● Exercise goal: Look through the listing below and work out how many of its lines hold the word "state". Give only the number.

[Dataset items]
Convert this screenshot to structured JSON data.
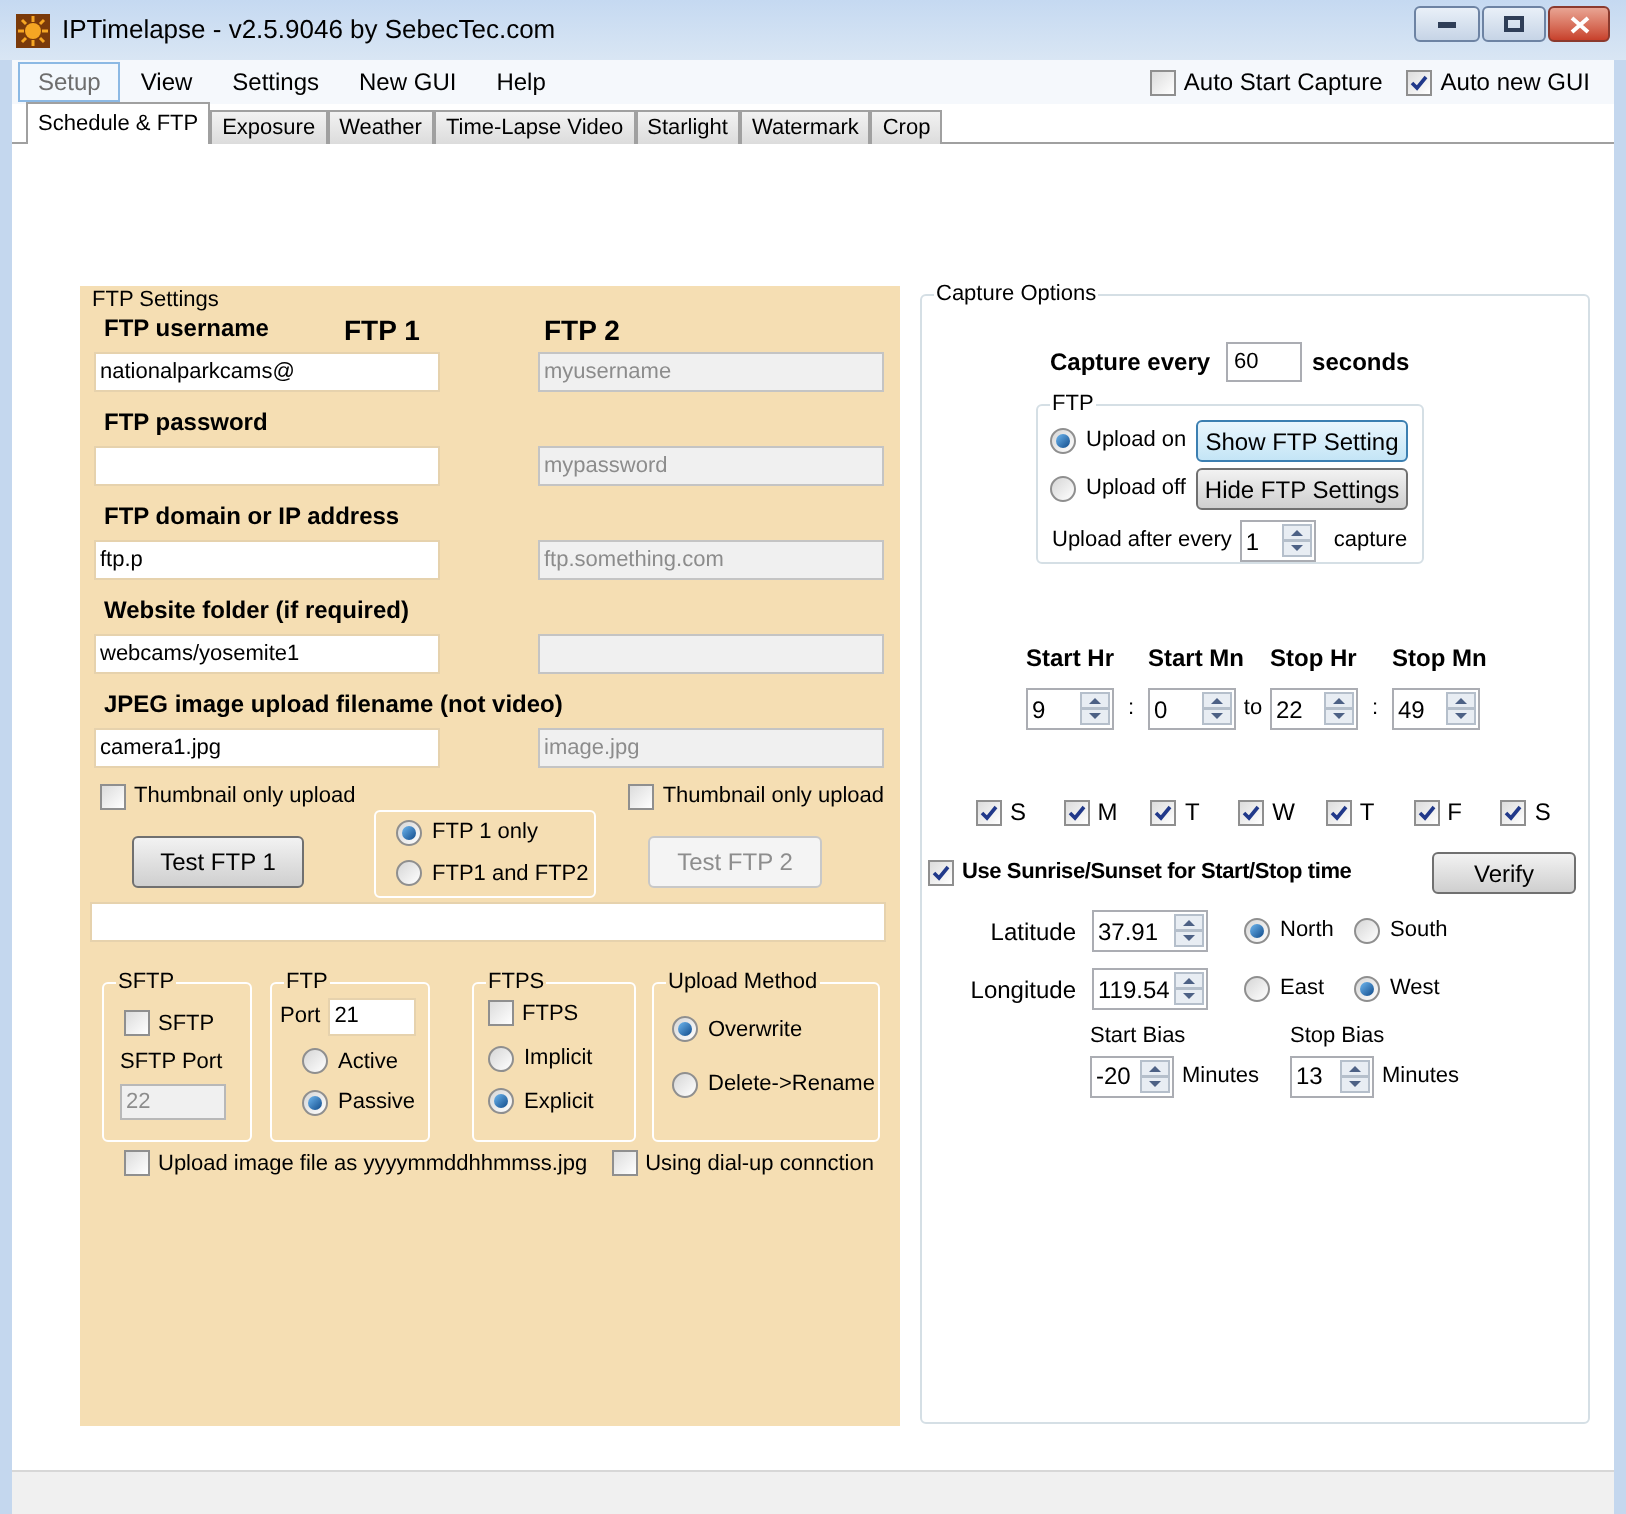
{
  "window": {
    "title": "IPTimelapse - v2.5.9046 by SebecTec.com"
  },
  "menu": [
    {
      "label": "Setup",
      "selected": true
    },
    {
      "label": "View",
      "selected": false
    },
    {
      "label": "Settings",
      "selected": false
    },
    {
      "label": "New GUI",
      "selected": false
    },
    {
      "label": "Help",
      "selected": false
    }
  ],
  "auto_start_capture": {
    "label": "Auto Start Capture",
    "checked": false
  },
  "auto_new_gui": {
    "label": "Auto new GUI",
    "checked": true
  },
  "tabs": [
    {
      "label": "Schedule & FTP",
      "selected": true
    },
    {
      "label": "Exposure",
      "selected": false
    },
    {
      "label": "Weather",
      "selected": false
    },
    {
      "label": "Time-Lapse Video",
      "selected": false
    },
    {
      "label": "Starlight",
      "selected": false
    },
    {
      "label": "Watermark",
      "selected": false
    },
    {
      "label": "Crop",
      "selected": false
    }
  ],
  "ftp_settings": {
    "title": "FTP Settings",
    "ftp1_heading": "FTP 1",
    "ftp2_heading": "FTP 2",
    "rows": [
      {
        "label": "FTP username",
        "ftp1_value": "nationalparkcams@",
        "ftp2_placeholder": "myusername"
      },
      {
        "label": "FTP password",
        "ftp2_placeholder": "mypassword"
      },
      {
        "label": "FTP domain or IP address",
        "ftp1_value": "ftp.p",
        "ftp2_placeholder": "ftp.something.com"
      },
      {
        "label": "Website folder (if required)",
        "ftp1_value": "webcams/yosemite1"
      },
      {
        "label": "JPEG image upload filename (not video)",
        "ftp1_value": "camera1.jpg",
        "ftp2_placeholder": "image.jpg"
      }
    ],
    "thumbnail_ftp1": {
      "label": "Thumbnail only upload",
      "checked": false
    },
    "thumbnail_ftp2": {
      "label": "Thumbnail only upload",
      "checked": false
    },
    "test_ftp1": {
      "label": "Test FTP 1",
      "disabled": false
    },
    "test_ftp2": {
      "label": "Test FTP 2",
      "disabled": true
    },
    "ftp_mode": [
      {
        "label": "FTP 1 only",
        "selected": true
      },
      {
        "label": "FTP1 and FTP2",
        "selected": false
      }
    ],
    "sftp": {
      "title": "SFTP",
      "checkbox": {
        "label": "SFTP",
        "checked": false
      },
      "port_label": "SFTP Port",
      "port_value": "22"
    },
    "ftp": {
      "title": "FTP",
      "port_label": "Port",
      "port_value": "21",
      "modes": [
        {
          "label": "Active",
          "selected": false
        },
        {
          "label": "Passive",
          "selected": true
        }
      ]
    },
    "ftps": {
      "title": "FTPS",
      "checkbox": {
        "label": "FTPS",
        "checked": false
      },
      "modes": [
        {
          "label": "Implicit",
          "selected": false
        },
        {
          "label": "Explicit",
          "selected": true
        }
      ]
    },
    "upload_method": {
      "title": "Upload Method",
      "options": [
        {
          "label": "Overwrite",
          "selected": true
        },
        {
          "label": "Delete->Rename",
          "selected": false
        }
      ]
    },
    "upload_as_timestamp": {
      "label": "Upload image file as yyyymmddhhmmss.jpg",
      "checked": false
    },
    "dial_up": {
      "label": "Using dial-up connction",
      "checked": false
    }
  },
  "capture_options": {
    "title": "Capture Options",
    "capture_every": {
      "label": "Capture every",
      "value": "60",
      "unit": "seconds"
    },
    "ftp": {
      "title": "FTP",
      "upload": [
        {
          "label": "Upload on",
          "selected": true
        },
        {
          "label": "Upload off",
          "selected": false
        }
      ],
      "show_button": {
        "label": "Show  FTP Setting",
        "focused": true
      },
      "hide_button": {
        "label": "Hide FTP Settings",
        "focused": false
      },
      "upload_after": {
        "label": "Upload after every",
        "value": "1",
        "unit": "capture"
      }
    },
    "schedule": [
      {
        "label": "Start Hr",
        "value": "9",
        "separator": ":"
      },
      {
        "label": "Start Mn",
        "value": "0",
        "separator": "to"
      },
      {
        "label": "Stop Hr",
        "value": "22",
        "separator": ":"
      },
      {
        "label": "Stop Mn",
        "value": "49"
      }
    ],
    "days": [
      {
        "label": "S",
        "checked": true
      },
      {
        "label": "M",
        "checked": true
      },
      {
        "label": "T",
        "checked": true
      },
      {
        "label": "W",
        "checked": true
      },
      {
        "label": "T",
        "checked": true
      },
      {
        "label": "F",
        "checked": true
      },
      {
        "label": "S",
        "checked": true
      }
    ],
    "use_sunrise": {
      "label": "Use Sunrise/Sunset for Start/Stop time",
      "checked": true
    },
    "verify_button": "Verify",
    "coordinates": [
      {
        "label": "Latitude",
        "value": "37.91",
        "options": [
          {
            "label": "North",
            "selected": true
          },
          {
            "label": "South",
            "selected": false
          }
        ]
      },
      {
        "label": "Longitude",
        "value": "119.54",
        "options": [
          {
            "label": "East",
            "selected": false
          },
          {
            "label": "West",
            "selected": true
          }
        ]
      }
    ],
    "bias": [
      {
        "label": "Start Bias",
        "value": "-20",
        "unit": "Minutes"
      },
      {
        "label": "Stop Bias",
        "value": "13",
        "unit": "Minutes"
      }
    ]
  }
}
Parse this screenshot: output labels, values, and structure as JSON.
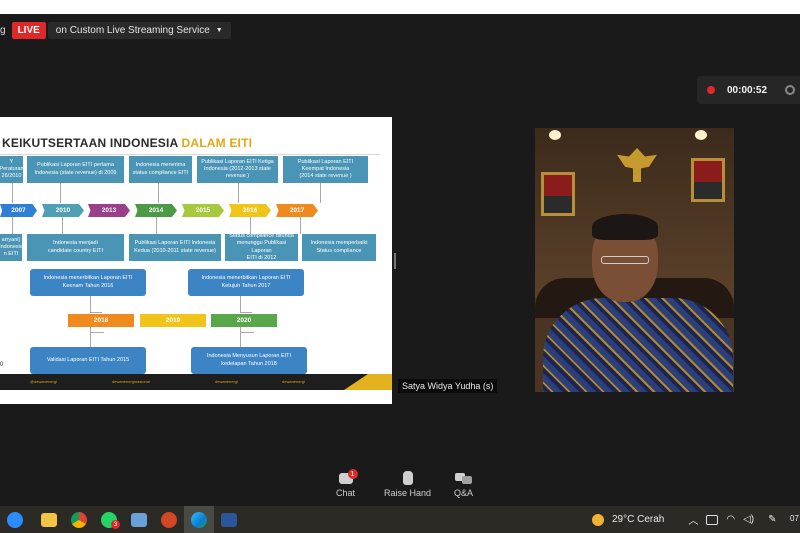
{
  "window": {
    "cut_label": "g",
    "live_badge": "LIVE",
    "live_service": "on Custom Live Streaming Service",
    "recording_time": "00:00:52"
  },
  "slide": {
    "title_dark": "KEIKUTSERTAAN INDONESIA ",
    "title_gold": "DALAM EITI",
    "top_boxes": [
      "Y\nPeraturan\n26/2010",
      "Publikasi Laporan EITI pertama\nIndonesia (state revenue) di 2009",
      "Indonesia menerima\nstatus compliance EITI",
      "Publikasi Laporan EITI Ketiga\nIndonesia (2012-2013 state\nrevenue )",
      "Publikasi Laporan EITI\nKeempat Indonesia\n(2014 state revenue )"
    ],
    "years": [
      "2007",
      "2010",
      "2013",
      "2014",
      "2015",
      "2016",
      "2017"
    ],
    "bottom_boxes": [
      "arryani)\nIndonesia\nn EITI",
      "Indonesia menjadi\ncandidate country EITI",
      "Publikasi Laporan EITI Indonesia\nKedua (2010-2011 state revenue)",
      "Status compliance ditunda\nmenunggu Publikasi Laporan\nEITI di 2012",
      "Indonesia memperbaiki\nStatus compliance"
    ],
    "mid_left": "Indonesia menerbitkan Laporan EITI\nKeenam Tahun 2016",
    "mid_right": "Indonesia menerbitkan Laporan EITI\nKetujuh Tahun 2017",
    "years2": [
      "2018",
      "2019",
      "2020"
    ],
    "low_left": "Validasi Laporan EITI Tahun 2015",
    "low_right": "Indonesia Menyusun Laporan EITI\nkedelapan Tahun 2018",
    "zero": "0",
    "footer": [
      "@dewanenergi",
      "dewanenerginasional",
      "dewanenergi",
      "dewanenergi"
    ]
  },
  "participant": {
    "name": "Satya Widya Yudha (s)"
  },
  "controls": {
    "chat_label": "Chat",
    "chat_badge": "1",
    "raise_hand_label": "Raise Hand",
    "qa_label": "Q&A"
  },
  "taskbar": {
    "whatsapp_badge": "3",
    "weather": "29°C  Cerah",
    "clock": "07"
  },
  "colors": {
    "live": "#e02828",
    "slide_teal": "#4a95b6",
    "slide_blue": "#3d84c4",
    "title_gold": "#e3a812"
  }
}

● Response: 4